Data for this exercise:
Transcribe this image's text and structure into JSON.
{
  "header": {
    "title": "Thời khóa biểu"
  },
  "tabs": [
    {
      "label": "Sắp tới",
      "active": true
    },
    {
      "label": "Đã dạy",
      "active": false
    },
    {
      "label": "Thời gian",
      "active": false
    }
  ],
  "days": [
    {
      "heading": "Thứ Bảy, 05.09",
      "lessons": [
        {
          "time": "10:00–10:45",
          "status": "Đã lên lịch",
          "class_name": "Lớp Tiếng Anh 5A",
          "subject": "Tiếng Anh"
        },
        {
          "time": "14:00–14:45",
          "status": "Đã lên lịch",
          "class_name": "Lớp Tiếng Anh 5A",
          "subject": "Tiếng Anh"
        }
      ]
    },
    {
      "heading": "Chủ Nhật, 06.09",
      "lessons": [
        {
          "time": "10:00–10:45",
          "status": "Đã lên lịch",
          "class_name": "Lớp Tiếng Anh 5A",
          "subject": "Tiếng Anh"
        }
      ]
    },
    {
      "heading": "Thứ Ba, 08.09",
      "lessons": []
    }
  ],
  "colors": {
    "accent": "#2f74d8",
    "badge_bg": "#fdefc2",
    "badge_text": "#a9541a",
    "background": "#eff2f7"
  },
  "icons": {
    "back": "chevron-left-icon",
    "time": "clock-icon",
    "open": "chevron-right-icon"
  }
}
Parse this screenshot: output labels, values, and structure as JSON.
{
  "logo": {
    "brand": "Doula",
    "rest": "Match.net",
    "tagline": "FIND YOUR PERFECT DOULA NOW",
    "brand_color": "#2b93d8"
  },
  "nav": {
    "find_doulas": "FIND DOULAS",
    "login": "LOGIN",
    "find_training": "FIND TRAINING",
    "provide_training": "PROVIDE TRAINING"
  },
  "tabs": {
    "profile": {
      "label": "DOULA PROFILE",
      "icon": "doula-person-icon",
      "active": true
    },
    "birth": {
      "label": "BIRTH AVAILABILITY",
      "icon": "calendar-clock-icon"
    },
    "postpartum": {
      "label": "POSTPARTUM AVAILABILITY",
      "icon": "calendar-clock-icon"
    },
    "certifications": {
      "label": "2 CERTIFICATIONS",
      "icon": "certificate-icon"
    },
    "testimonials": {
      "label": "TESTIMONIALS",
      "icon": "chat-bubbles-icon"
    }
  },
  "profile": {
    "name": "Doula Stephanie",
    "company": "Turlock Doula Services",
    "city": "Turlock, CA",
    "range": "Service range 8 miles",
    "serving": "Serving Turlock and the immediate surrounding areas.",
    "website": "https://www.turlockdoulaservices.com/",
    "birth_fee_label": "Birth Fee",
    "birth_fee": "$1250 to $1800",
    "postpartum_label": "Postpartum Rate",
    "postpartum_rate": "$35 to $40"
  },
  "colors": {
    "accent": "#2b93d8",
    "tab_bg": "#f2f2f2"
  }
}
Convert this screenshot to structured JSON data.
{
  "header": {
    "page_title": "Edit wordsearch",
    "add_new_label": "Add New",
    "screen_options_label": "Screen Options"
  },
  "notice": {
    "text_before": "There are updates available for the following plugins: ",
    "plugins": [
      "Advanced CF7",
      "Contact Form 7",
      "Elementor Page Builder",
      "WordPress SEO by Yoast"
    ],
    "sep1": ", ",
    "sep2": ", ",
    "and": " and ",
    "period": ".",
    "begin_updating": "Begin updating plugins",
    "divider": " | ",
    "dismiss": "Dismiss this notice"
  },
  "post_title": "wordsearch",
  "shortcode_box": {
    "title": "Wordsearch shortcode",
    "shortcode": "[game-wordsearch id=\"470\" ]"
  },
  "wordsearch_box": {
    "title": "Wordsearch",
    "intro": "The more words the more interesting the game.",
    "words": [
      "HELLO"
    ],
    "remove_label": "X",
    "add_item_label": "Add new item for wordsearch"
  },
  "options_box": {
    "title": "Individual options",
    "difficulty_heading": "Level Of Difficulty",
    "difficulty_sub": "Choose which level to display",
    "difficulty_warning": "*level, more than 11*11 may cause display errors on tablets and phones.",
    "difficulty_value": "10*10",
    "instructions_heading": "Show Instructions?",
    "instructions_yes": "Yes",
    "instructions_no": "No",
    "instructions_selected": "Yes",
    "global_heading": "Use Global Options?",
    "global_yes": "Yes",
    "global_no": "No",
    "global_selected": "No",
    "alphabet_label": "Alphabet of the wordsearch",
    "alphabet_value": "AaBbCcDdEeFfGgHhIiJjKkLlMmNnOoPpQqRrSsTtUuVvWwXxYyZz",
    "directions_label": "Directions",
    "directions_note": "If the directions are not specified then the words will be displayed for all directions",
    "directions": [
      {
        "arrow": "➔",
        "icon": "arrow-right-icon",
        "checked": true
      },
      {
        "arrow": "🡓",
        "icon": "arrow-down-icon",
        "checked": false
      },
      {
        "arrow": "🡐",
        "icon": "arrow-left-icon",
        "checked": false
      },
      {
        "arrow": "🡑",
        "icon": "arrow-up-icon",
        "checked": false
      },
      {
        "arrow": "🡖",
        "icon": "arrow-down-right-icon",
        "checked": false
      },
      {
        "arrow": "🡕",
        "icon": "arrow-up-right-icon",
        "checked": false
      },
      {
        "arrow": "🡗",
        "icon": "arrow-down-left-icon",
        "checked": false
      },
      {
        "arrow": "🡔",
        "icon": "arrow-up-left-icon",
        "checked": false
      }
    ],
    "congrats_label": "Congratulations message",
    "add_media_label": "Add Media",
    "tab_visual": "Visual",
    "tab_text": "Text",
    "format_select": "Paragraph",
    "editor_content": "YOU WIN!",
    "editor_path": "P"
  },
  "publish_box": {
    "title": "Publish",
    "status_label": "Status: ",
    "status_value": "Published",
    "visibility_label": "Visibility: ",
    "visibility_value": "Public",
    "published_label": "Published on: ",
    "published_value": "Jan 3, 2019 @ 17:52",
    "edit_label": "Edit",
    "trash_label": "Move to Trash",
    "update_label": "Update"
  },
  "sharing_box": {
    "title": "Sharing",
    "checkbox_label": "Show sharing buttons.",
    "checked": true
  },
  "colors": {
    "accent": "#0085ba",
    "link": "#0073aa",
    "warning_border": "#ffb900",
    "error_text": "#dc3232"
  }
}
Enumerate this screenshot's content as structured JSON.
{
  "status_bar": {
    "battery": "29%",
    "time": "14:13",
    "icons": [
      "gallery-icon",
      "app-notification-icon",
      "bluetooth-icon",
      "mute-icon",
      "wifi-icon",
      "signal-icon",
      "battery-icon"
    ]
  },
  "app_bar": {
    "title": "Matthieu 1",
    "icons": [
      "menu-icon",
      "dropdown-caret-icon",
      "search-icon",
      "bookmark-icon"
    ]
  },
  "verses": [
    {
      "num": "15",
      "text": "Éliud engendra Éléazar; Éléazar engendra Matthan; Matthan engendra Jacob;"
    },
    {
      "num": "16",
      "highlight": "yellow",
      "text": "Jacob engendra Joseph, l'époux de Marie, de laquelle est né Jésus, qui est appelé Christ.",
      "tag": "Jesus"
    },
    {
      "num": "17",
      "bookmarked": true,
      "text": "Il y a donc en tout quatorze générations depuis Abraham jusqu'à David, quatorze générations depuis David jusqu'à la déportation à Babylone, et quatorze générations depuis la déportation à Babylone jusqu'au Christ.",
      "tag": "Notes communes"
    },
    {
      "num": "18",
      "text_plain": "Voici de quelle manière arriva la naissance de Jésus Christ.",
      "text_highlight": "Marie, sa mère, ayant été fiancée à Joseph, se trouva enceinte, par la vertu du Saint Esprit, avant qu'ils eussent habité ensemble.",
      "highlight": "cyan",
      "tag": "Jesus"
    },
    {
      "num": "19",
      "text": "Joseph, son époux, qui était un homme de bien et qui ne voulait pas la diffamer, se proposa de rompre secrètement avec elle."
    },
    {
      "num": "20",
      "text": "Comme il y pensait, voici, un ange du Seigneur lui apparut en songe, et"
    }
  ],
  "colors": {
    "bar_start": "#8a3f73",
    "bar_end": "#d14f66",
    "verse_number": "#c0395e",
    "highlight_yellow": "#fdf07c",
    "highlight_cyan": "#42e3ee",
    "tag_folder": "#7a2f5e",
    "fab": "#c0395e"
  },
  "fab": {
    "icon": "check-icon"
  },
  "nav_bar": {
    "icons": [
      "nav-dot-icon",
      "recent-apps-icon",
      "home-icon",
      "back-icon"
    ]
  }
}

Short task:
Wherever the string "Christ" appears in the entries above, list that line.

The response:
      "text": "Jacob engendra Joseph, l'époux de Marie, de laquelle est né Jésus, qui est appelé Christ.",
      "text": "Il y a donc en tout quatorze générations depuis Abraham jusqu'à David, quatorze générations depuis David jusqu'à la déportation à Babylone, et quatorze générations depuis la déportation à Babylone jusqu'au Christ.",
      "text_plain": "Voici de quelle manière arriva la naissance de Jésus Christ.",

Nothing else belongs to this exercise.